→ Requirement: Determine which lines contain the word "worst", then copy those lines.

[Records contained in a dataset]
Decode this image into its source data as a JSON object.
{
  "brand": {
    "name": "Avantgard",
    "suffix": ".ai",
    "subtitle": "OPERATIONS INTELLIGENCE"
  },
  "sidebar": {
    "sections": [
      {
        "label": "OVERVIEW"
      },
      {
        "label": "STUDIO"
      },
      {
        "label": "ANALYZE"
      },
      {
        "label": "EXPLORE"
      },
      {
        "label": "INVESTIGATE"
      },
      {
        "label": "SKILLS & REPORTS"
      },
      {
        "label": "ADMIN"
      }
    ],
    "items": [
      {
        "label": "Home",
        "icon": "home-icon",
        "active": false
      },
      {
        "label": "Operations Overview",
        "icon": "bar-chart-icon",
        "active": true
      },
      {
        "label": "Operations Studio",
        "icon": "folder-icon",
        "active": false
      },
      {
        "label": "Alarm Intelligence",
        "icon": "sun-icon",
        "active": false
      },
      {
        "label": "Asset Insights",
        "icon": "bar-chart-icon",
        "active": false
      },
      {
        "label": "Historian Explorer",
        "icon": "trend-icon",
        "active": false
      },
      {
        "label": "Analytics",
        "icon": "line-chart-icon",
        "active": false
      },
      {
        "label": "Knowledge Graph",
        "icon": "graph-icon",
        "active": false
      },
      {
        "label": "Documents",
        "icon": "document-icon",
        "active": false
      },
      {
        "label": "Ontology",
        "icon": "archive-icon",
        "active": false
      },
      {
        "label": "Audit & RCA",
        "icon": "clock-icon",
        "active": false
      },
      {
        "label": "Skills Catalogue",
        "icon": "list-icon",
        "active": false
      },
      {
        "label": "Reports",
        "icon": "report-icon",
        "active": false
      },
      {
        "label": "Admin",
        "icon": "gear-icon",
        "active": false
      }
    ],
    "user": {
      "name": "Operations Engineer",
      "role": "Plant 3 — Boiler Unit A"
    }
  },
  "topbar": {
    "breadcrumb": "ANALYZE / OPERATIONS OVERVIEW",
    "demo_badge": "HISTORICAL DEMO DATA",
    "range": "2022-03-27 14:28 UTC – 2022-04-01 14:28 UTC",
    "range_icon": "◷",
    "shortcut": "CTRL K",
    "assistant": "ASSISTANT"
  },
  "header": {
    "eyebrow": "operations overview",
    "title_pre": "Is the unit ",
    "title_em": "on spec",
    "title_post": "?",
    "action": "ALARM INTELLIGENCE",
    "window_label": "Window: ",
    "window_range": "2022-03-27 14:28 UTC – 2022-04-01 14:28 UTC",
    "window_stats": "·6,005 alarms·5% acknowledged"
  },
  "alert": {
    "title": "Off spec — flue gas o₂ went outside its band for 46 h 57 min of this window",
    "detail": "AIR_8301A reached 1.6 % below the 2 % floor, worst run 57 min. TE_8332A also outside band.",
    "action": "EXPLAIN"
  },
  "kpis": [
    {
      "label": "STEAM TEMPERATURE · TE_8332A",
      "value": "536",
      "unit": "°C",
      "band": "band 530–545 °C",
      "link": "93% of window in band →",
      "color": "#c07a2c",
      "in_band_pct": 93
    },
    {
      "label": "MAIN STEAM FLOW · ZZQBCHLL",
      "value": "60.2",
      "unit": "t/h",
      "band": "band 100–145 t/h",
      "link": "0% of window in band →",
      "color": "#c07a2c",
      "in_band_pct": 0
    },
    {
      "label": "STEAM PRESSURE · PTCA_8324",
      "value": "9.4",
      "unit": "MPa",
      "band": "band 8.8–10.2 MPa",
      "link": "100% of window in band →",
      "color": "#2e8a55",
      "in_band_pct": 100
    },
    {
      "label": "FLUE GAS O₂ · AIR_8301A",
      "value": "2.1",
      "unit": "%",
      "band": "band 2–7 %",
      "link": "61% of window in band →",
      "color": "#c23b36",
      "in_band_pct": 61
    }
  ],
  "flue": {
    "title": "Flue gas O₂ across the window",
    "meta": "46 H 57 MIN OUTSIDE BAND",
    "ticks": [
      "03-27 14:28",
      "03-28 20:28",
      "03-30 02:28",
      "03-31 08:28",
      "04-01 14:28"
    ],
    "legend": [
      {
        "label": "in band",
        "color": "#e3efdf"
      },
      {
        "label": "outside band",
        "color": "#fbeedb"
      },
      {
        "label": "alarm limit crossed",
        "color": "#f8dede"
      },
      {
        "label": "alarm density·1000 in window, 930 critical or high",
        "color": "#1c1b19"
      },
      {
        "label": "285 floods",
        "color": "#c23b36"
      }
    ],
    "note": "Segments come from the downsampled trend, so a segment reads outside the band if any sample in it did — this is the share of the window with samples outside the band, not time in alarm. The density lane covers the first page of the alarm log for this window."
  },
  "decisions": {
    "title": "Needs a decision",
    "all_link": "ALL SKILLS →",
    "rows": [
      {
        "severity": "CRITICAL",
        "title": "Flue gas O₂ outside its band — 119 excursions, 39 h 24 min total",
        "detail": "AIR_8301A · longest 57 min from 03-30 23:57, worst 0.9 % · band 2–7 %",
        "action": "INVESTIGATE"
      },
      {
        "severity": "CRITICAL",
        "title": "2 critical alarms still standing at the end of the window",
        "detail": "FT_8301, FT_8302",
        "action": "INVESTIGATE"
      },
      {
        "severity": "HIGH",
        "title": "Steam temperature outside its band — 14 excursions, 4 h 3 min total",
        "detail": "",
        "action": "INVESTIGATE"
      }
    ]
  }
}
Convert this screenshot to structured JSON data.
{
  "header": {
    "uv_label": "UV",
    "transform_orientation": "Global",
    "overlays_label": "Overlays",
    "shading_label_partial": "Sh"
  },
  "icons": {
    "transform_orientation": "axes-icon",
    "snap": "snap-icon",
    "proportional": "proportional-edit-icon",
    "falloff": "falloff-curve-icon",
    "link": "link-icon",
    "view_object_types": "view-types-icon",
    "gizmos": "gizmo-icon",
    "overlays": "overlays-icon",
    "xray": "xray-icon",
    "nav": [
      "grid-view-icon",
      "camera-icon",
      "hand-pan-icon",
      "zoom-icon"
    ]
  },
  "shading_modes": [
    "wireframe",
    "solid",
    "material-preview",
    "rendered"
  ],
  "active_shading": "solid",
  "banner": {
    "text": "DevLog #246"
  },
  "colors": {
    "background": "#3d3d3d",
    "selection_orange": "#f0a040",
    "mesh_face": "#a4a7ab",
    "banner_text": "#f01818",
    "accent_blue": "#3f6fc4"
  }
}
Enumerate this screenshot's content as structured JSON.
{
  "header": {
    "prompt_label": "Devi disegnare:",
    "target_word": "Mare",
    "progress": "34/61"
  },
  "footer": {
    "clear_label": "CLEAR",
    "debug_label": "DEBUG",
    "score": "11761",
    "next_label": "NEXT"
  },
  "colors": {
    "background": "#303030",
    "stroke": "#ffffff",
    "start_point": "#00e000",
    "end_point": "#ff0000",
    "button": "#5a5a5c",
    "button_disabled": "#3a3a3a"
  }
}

→ Answer to this exercise:
    "detail": "AIR_8301A reached 1.6 % below the 2 % floor, worst run 57 min. TE_8332A also outside band.",
        "detail": "AIR_8301A · longest 57 min from 03-30 23:57, worst 0.9 % · band 2–7 %",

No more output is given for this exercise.